* start *
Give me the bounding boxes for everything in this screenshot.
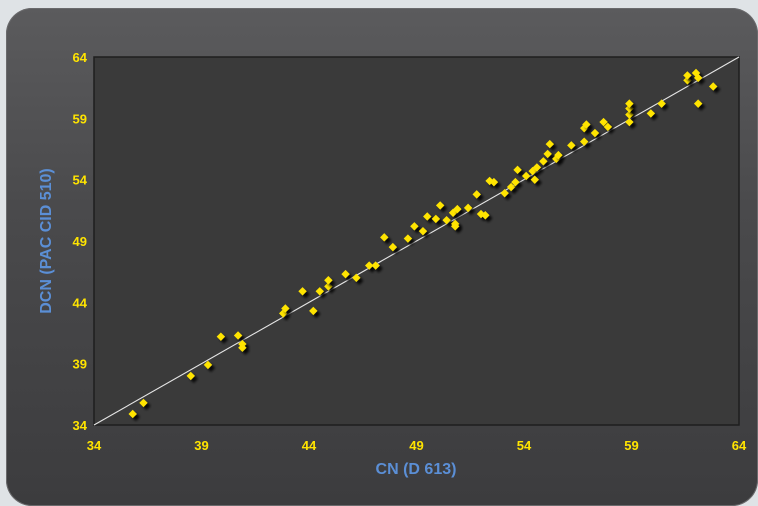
- x-tick-label: 39: [194, 438, 208, 453]
- y-tick-label: 44: [73, 295, 88, 310]
- x-tick-label: 59: [624, 438, 638, 453]
- y-axis-title: DCN (PAC CID 510): [38, 168, 55, 314]
- y-tick-label: 64: [73, 50, 88, 65]
- y-tick-label: 34: [73, 418, 88, 433]
- x-tick-label: 49: [409, 438, 423, 453]
- x-tick-label: 64: [732, 438, 747, 453]
- x-axis-title: CN (D 613): [376, 461, 457, 478]
- x-tick-label: 44: [302, 438, 317, 453]
- x-tick-label: 34: [87, 438, 102, 453]
- y-tick-label: 39: [73, 357, 87, 372]
- y-tick-label: 49: [73, 234, 87, 249]
- y-tick-label: 54: [73, 173, 88, 188]
- y-tick-label: 59: [73, 111, 87, 126]
- x-tick-label: 54: [517, 438, 532, 453]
* end *
= GOAL =
Set out the lines of the listing above as a numbered list, from the line containing "- x-tick-label: 39: [194, 438, 208, 453]" through the line containing "- x-tick-label: 49: [409, 438, 423, 453]", inclusive, leaving out any blank lines.

= SOLVED EXERCISE =
1. - x-tick-label: 39: [194, 438, 208, 453]
2. - y-tick-label: 44: [73, 295, 88, 310]
3. - x-tick-label: 59: [624, 438, 638, 453]
4. - y-axis-title: DCN (PAC CID 510): [38, 168, 55, 314]
5. - y-tick-label: 64: [73, 50, 88, 65]
6. - y-tick-label: 34: [73, 418, 88, 433]
7. - x-tick-label: 49: [409, 438, 423, 453]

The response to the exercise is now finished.